### [Petikan Bacaan]
Tinjauan kedua, wahai saudaraku yang mulia, perkara yang hendak kami jelaskan di sini, sesungguhnya semua orang yang berakal sehat, semua ulama dan semua orang bijaksana telah sepakat bahwa orang yang berbahagia adalah orang yang bisa mengambil pelajaran dari apa yang dialami oleh orang lain dan bahwa orang yang sengsara adalah orang yang hanya mau mengambil pelajaran dari dirinya sendiri. Mereka semua juga sepakat bahwa barangsiapa melihat pelajaran pada saudaranya, maka hendaknya ia mengambil pelajaran tersebut.
Jalan perjuangan sekulerisme demokrasi ini telah ditempuh oleh gerakan Islam di banyak Negara, baik pada masa dahulu maupun masa sekarang. Mereka menempuhnya di Aljazair, mereka menempuhnya di Tunisia dan pada hari-hari ini mereka menempuhnya di Mesir. Lalu apa yang terjadi? Apa yang mereka alami? Dan apa yang mereka peroleh?

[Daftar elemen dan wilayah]

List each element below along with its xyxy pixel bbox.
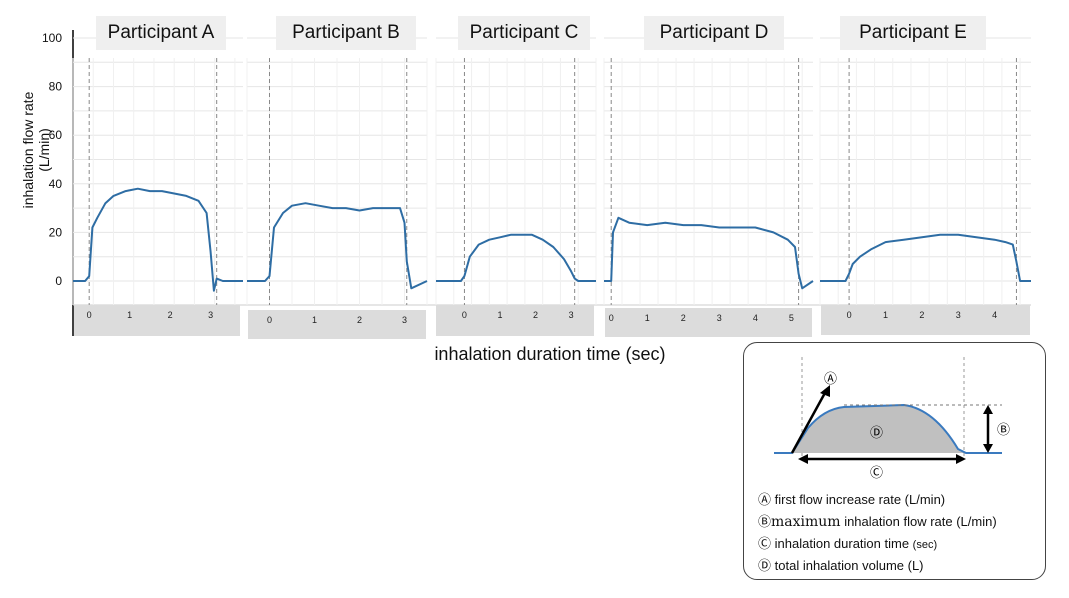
arrow-b-top	[983, 405, 993, 414]
x-tick-label: 0	[87, 310, 92, 320]
x-tick-label: 2	[357, 315, 362, 325]
x-tick-label: 3	[956, 310, 961, 320]
x-tick-label: 4	[992, 310, 997, 320]
panel-title-e: Participant E	[840, 16, 986, 50]
x-tick-label: 1	[312, 315, 317, 325]
x-tick-band	[821, 305, 1030, 335]
legend-text-c: inhalation duration time	[774, 536, 913, 551]
series-line-a	[73, 187, 243, 292]
series-line-d	[604, 216, 814, 290]
schematic-label-c: Ⓒ	[870, 465, 883, 480]
x-tick-label: 3	[402, 315, 407, 325]
legend-item-a: Ⓐ first flow increase rate (L/min)	[758, 489, 945, 508]
x-tick-label: 3	[717, 313, 722, 323]
y-axis-label: inhalation flow rate (L/min)	[20, 91, 52, 209]
x-tick-label: 3	[569, 310, 574, 320]
arrow-c-left	[798, 454, 808, 464]
x-tick-label: 3	[208, 310, 213, 320]
y-tick-label-100: 100	[42, 31, 62, 45]
x-tick-label: 1	[497, 310, 502, 320]
x-tick-label: 1	[883, 310, 888, 320]
series-line-b	[247, 202, 428, 290]
x-tick-label: 5	[789, 313, 794, 323]
legend-text-d: total inhalation volume (L)	[774, 558, 924, 573]
x-tick-label: 1	[645, 313, 650, 323]
x-tick-label: 2	[919, 310, 924, 320]
x-tick-label: 2	[533, 310, 538, 320]
arrow-c-right	[956, 454, 966, 464]
legend-text-c-unit: (sec)	[912, 539, 938, 551]
x-tick-label: 2	[168, 310, 173, 320]
schematic-label-b: Ⓑ	[997, 422, 1010, 437]
legend-text-b: inhalation flow rate (L/min)	[840, 514, 997, 529]
legend-marker-d: Ⓓ	[758, 558, 772, 573]
schematic-diagram: Ⓐ Ⓑ Ⓒ Ⓓ	[774, 357, 1010, 480]
x-tick-band	[248, 310, 426, 339]
series-line-c	[436, 233, 596, 282]
panel-title-d: Participant D	[644, 16, 784, 50]
arrow-b-bottom	[983, 444, 993, 453]
legend-item-b: Ⓑmaximum inhalation flow rate (L/min)	[758, 511, 997, 530]
legend-item-d: Ⓓ total inhalation volume (L)	[758, 555, 924, 574]
x-tick-label: 1	[127, 310, 132, 320]
y-tick-label-0: 0	[55, 274, 62, 288]
legend-marker-b: Ⓑ	[758, 514, 772, 529]
y-tick-label-60: 60	[49, 128, 63, 142]
series-line-e	[820, 233, 1031, 282]
arrow-a	[790, 390, 828, 454]
schematic-volume-area	[792, 405, 966, 453]
arrow-a-head	[820, 385, 830, 397]
legend-text-b-maximum: maximum	[771, 514, 841, 530]
y-tick-label-80: 80	[49, 80, 63, 94]
x-tick-label: 0	[847, 310, 852, 320]
x-tick-band	[74, 305, 240, 336]
panel-title-c: Participant C	[458, 16, 590, 50]
y-tick-label-20: 20	[49, 225, 63, 239]
x-tick-label: 0	[609, 313, 614, 323]
panel-title-b: Participant B	[276, 16, 416, 50]
legend-text-a: first flow increase rate (L/min)	[774, 492, 946, 507]
x-tick-band	[436, 305, 594, 336]
schematic-label-a: Ⓐ	[824, 371, 837, 386]
x-axis-title: inhalation duration time (sec)	[434, 344, 666, 364]
x-tick-label: 4	[753, 313, 758, 323]
legend-marker-a: Ⓐ	[758, 492, 772, 507]
legend-marker-c: Ⓒ	[758, 536, 772, 551]
y-tick-label-40: 40	[49, 177, 63, 191]
x-tick-label: 0	[267, 315, 272, 325]
legend-box: Ⓐ Ⓑ Ⓒ Ⓓ Ⓐ first flow increase rate (L/mi…	[743, 342, 1046, 580]
legend-item-c: Ⓒ inhalation duration time (sec)	[758, 533, 937, 552]
panel-title-a: Participant A	[96, 16, 226, 50]
schematic-label-d: Ⓓ	[870, 425, 883, 440]
x-tick-label: 2	[681, 313, 686, 323]
x-tick-label: 0	[462, 310, 467, 320]
x-tick-band	[605, 308, 812, 337]
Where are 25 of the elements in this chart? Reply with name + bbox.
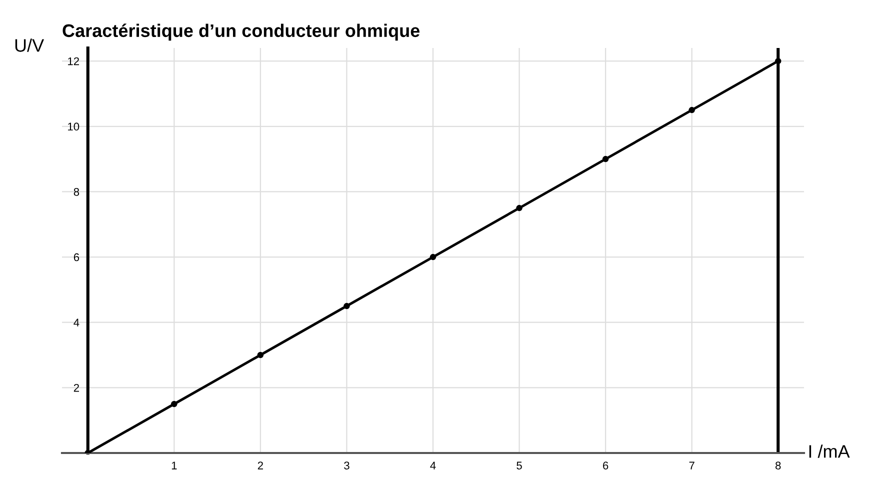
point [257,352,264,358]
point [688,106,695,114]
point [602,156,609,162]
x-tick-label: 1 [172,462,177,470]
x-tick-label: 4 [430,462,436,470]
y-tick-label: 4 [74,318,80,326]
point [516,204,522,212]
x-tick-label: 5 [516,462,522,470]
y-tick-label: 8 [74,188,80,196]
x-tick-label: 3 [344,462,350,470]
y-tick-label: 2 [74,384,79,392]
x-tick-label: 7 [689,462,694,470]
x-tick-label: 2 [258,462,263,470]
y-tick-label: 10 [68,122,80,131]
y-tick-label: 6 [74,253,80,262]
y-tick-label: 12 [68,57,79,66]
x-tick-label: 8 [776,462,781,470]
point [430,254,436,260]
x-axis-title: I /mA [809,444,850,458]
chart-title: Caractéristique d’un conducteur ohmique [62,24,420,41]
x-tick-label: 6 [603,462,608,470]
point [344,302,350,310]
y-axis-title: U/V [15,38,44,52]
point [171,400,178,408]
point [774,58,782,64]
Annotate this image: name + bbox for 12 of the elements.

### [Ketentuan Tugas 1]
Tuliskan kembali bagian petikan bacaan dari "Tinjauan kedua, wahai" sampai "yang mereka peroleh?".
### [Ketentuan Tugas 2]
Menurut petikan bacaan, siapakah orang yang berbahagia itu?
Kerjakan semata-mata berdasarkan petikan bacaan.

### [Jawaban Akhir 1]
Tinjauan kedua, wahai saudaraku yang mulia, perkara yang hendak kami jelaskan di sini, sesungguhnya semua orang yang berakal sehat, semua ulama dan semua orang bijaksana telah sepakat bahwa orang yang berbahagia adalah orang yang bisa mengambil pelajaran dari apa yang dialami oleh orang lain dan bahwa orang yang sengsara adalah orang yang hanya mau mengambil pelajaran dari dirinya sendiri. Mereka semua juga sepakat bahwa barangsiapa melihat pelajaran pada saudaranya, maka hendaknya ia mengambil pelajaran tersebut.
Jalan perjuangan sekulerisme demokrasi ini telah ditempuh oleh gerakan Islam di banyak Negara, baik pada masa dahulu maupun masa sekarang. Mereka menempuhnya di Aljazair, mereka menempuhnya di Tunisia dan pada hari-hari ini mereka menempuhnya di Mesir. Lalu apa yang terjadi? Apa yang mereka alami? Dan apa yang mereka peroleh?

### [Jawaban Akhir 2]
Orang yang bisa mengambil pelajaran dari apa yang dialami oleh orang lain.